## BEGIN

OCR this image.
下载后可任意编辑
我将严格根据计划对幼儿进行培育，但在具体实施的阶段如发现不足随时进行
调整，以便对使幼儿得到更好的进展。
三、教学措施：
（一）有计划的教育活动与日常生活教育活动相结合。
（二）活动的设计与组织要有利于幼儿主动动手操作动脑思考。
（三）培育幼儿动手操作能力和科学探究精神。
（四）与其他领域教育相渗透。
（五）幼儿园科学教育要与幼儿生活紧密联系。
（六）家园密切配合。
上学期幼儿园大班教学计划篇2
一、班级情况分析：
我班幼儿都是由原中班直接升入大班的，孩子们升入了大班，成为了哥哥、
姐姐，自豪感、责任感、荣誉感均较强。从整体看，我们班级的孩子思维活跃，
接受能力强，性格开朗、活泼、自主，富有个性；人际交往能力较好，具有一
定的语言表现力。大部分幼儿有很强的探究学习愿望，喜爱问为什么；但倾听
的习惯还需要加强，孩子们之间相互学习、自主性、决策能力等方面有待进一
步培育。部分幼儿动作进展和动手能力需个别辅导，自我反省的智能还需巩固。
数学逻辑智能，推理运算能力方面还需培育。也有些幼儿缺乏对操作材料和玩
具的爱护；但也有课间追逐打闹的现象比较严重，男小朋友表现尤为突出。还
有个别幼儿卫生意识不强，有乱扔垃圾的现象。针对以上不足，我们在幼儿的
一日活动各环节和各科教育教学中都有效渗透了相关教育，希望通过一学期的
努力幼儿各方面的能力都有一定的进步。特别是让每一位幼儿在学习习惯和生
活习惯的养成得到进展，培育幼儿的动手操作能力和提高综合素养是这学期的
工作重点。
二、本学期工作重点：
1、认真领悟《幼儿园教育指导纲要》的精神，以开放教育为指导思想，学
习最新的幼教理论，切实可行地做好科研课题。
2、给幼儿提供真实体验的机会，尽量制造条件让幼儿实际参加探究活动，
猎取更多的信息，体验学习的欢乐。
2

## END

--- What the exercise asks ---
Reproduce the full listing word for word.

--- Right answer ---
OCR this image.
下载后可任意编辑
我将严格根据计划对幼儿进行培育，但在具体实施的阶段如发现不足随时进行
调整，以便对使幼儿得到更好的进展。
三、教学措施：
（一）有计划的教育活动与日常生活教育活动相结合。
（二）活动的设计与组织要有利于幼儿主动动手操作动脑思考。
（三）培育幼儿动手操作能力和科学探究精神。
（四）与其他领域教育相渗透。
（五）幼儿园科学教育要与幼儿生活紧密联系。
（六）家园密切配合。
上学期幼儿园大班教学计划篇2
一、班级情况分析：
我班幼儿都是由原中班直接升入大班的，孩子们升入了大班，成为了哥哥、
姐姐，自豪感、责任感、荣誉感均较强。从整体看，我们班级的孩子思维活跃，
接受能力强，性格开朗、活泼、自主，富有个性；人际交往能力较好，具有一
定的语言表现力。大部分幼儿有很强的探究学习愿望，喜爱问为什么；但倾听
的习惯还需要加强，孩子们之间相互学习、自主性、决策能力等方面有待进一
步培育。部分幼儿动作进展和动手能力需个别辅导，自我反省的智能还需巩固。
数学逻辑智能，推理运算能力方面还需培育。也有些幼儿缺乏对操作材料和玩
具的爱护；但也有课间追逐打闹的现象比较严重，男小朋友表现尤为突出。还
有个别幼儿卫生意识不强，有乱扔垃圾的现象。针对以上不足，我们在幼儿的
一日活动各环节和各科教育教学中都有效渗透了相关教育，希望通过一学期的
努力幼儿各方面的能力都有一定的进步。特别是让每一位幼儿在学习习惯和生
活习惯的养成得到进展，培育幼儿的动手操作能力和提高综合素养是这学期的
工作重点。
二、本学期工作重点：
1、认真领悟《幼儿园教育指导纲要》的精神，以开放教育为指导思想，学
习最新的幼教理论，切实可行地做好科研课题。
2、给幼儿提供真实体验的机会，尽量制造条件让幼儿实际参加探究活动，
猎取更多的信息，体验学习的欢乐。
2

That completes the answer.